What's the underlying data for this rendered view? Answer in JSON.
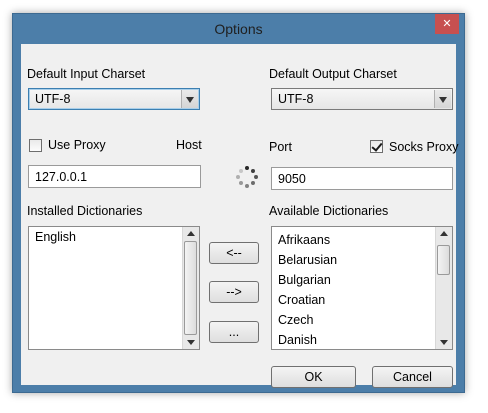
{
  "window": {
    "title": "Options",
    "close_glyph": "✕"
  },
  "input_charset": {
    "label": "Default Input Charset",
    "value": "UTF-8"
  },
  "output_charset": {
    "label": "Default Output Charset",
    "value": "UTF-8"
  },
  "proxy": {
    "use_proxy_label": "Use Proxy",
    "use_proxy_checked": false,
    "host_label": "Host",
    "host_value": "127.0.0.1",
    "port_label": "Port",
    "port_value": "9050",
    "socks_label": "Socks Proxy",
    "socks_checked": true
  },
  "installed": {
    "label": "Installed Dictionaries",
    "items": [
      "English"
    ]
  },
  "available": {
    "label": "Available Dictionaries",
    "items": [
      "Afrikaans",
      "Belarusian",
      "Bulgarian",
      "Croatian",
      "Czech",
      "Danish"
    ]
  },
  "transfer_buttons": {
    "add": "<--",
    "remove": "-->",
    "more": "..."
  },
  "footer": {
    "ok": "OK",
    "cancel": "Cancel"
  },
  "colors": {
    "frame": "#4c7ea9",
    "close": "#c75050",
    "client": "#f0f0f0"
  },
  "icons": {
    "spinner": "loading-spinner-icon",
    "close": "close-icon"
  }
}
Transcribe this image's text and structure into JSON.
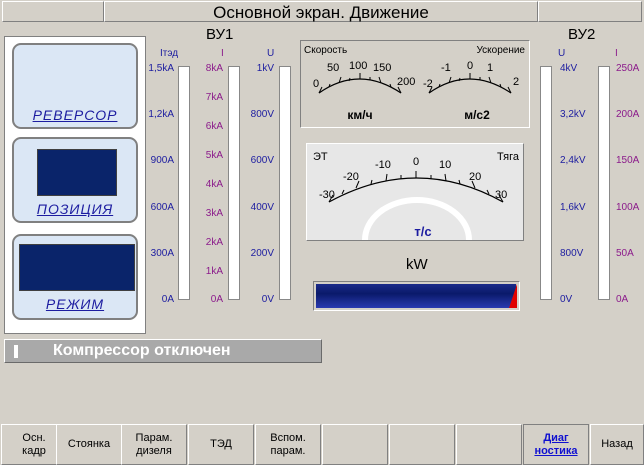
{
  "header": {
    "title": "Основной экран. Движение"
  },
  "left_panel": {
    "reverser_label": "РЕВЕРСОР",
    "position_label": "ПОЗИЦИЯ",
    "mode_label": "РЕЖИМ"
  },
  "vu1": {
    "title": "ВУ1",
    "col_ited": "Iтэд",
    "col_i": "I",
    "col_u": "U",
    "ited_scale": [
      "1,5kA",
      "1,2kA",
      "900A",
      "600A",
      "300A",
      "0A"
    ],
    "i_scale": [
      "8kA",
      "7kA",
      "6kA",
      "5kA",
      "4kA",
      "3kA",
      "2kA",
      "1kA",
      "0A"
    ],
    "u_scale": [
      "1kV",
      "800V",
      "600V",
      "400V",
      "200V",
      "0V"
    ]
  },
  "vu2": {
    "title": "ВУ2",
    "col_u": "U",
    "col_i": "I",
    "u_scale": [
      "4kV",
      "3,2kV",
      "2,4kV",
      "1,6kV",
      "800V",
      "0V"
    ],
    "i_scale": [
      "250A",
      "200A",
      "150A",
      "100A",
      "50A",
      "0A"
    ]
  },
  "speed_gauge": {
    "title": "Скорость",
    "ticks": [
      "0",
      "50",
      "100",
      "150",
      "200"
    ],
    "unit": "км/ч"
  },
  "accel_gauge": {
    "title": "Ускорение",
    "ticks": [
      "-2",
      "-1",
      "0",
      "1",
      "2"
    ],
    "unit": "м/с2"
  },
  "traction_gauge": {
    "left_label": "ЭТ",
    "right_label": "Тяга",
    "ticks": [
      "-30",
      "-20",
      "-10",
      "0",
      "10",
      "20",
      "30"
    ],
    "unit": "т/с"
  },
  "power": {
    "title": "kW",
    "bar_fill": 1.0
  },
  "status": {
    "text": "Компрессор отключен"
  },
  "function_keys": [
    "Осн.\nкадр",
    "Стоянка",
    "Парам.\nдизеля",
    "ТЭД",
    "Вспом.\nпарам.",
    "",
    "",
    "",
    "Диаг\nностика",
    "Назад"
  ],
  "colors": {
    "navy": "#0a246a",
    "scale_blue": "#1c1ca0",
    "scale_magenta": "#8b1a8b",
    "accent_red": "#e00000"
  }
}
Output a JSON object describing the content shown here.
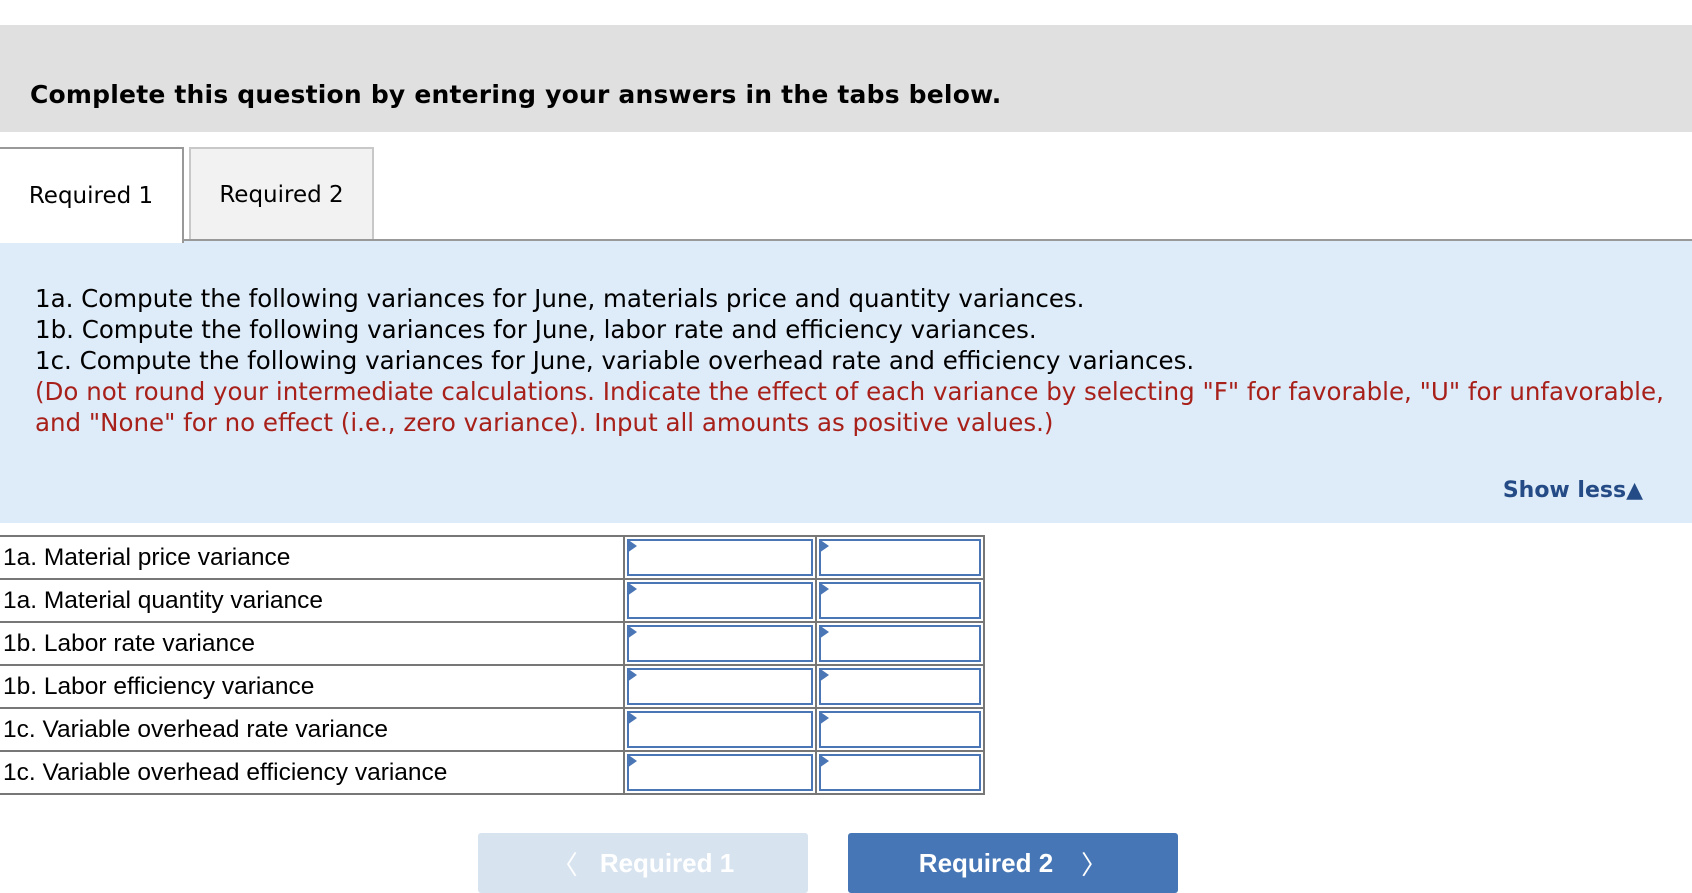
{
  "header": {
    "title": "Complete this question by entering your answers in the tabs below."
  },
  "tabs": [
    {
      "label": "Required 1",
      "active": true
    },
    {
      "label": "Required 2",
      "active": false
    }
  ],
  "instructions": {
    "lines": [
      "1a. Compute the following variances for June, materials price and quantity variances.",
      "1b. Compute the following variances for June, labor rate and efficiency variances.",
      "1c. Compute the following variances for June, variable overhead rate and efficiency variances."
    ],
    "note": "(Do not round your intermediate calculations. Indicate the effect of each variance by selecting \"F\" for favorable, \"U\" for unfavorable, and \"None\" for no effect (i.e., zero variance). Input all amounts as positive values.)",
    "note_color": "#a8201a",
    "show_less_label": "Show less",
    "show_less_icon": "triangle-up-icon"
  },
  "table": {
    "rows": [
      {
        "label": "1a. Material price variance",
        "amount": "",
        "effect": ""
      },
      {
        "label": "1a. Material quantity variance",
        "amount": "",
        "effect": ""
      },
      {
        "label": "1b. Labor rate variance",
        "amount": "",
        "effect": ""
      },
      {
        "label": "1b. Labor efficiency variance",
        "amount": "",
        "effect": ""
      },
      {
        "label": "1c. Variable overhead rate variance",
        "amount": "",
        "effect": ""
      },
      {
        "label": "1c. Variable overhead efficiency variance",
        "amount": "",
        "effect": ""
      }
    ]
  },
  "nav": {
    "prev_label": "Required 1",
    "prev_icon": "chevron-left-icon",
    "prev_disabled": true,
    "next_label": "Required 2",
    "next_icon": "chevron-right-icon"
  },
  "colors": {
    "accent": "#4676b5",
    "panel": "#deebf8",
    "header": "#e0e0e0",
    "link": "#244b86"
  }
}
════════════════
SHORT EXERCISE: Whenever "June" turns up in a line, pick that line out.

THE COMPLETED TASK:
      "1a. Compute the following variances for June, materials price and quantity variances.",
      "1b. Compute the following variances for June, labor rate and efficiency variances.",
      "1c. Compute the following variances for June, variable overhead rate and efficiency variances."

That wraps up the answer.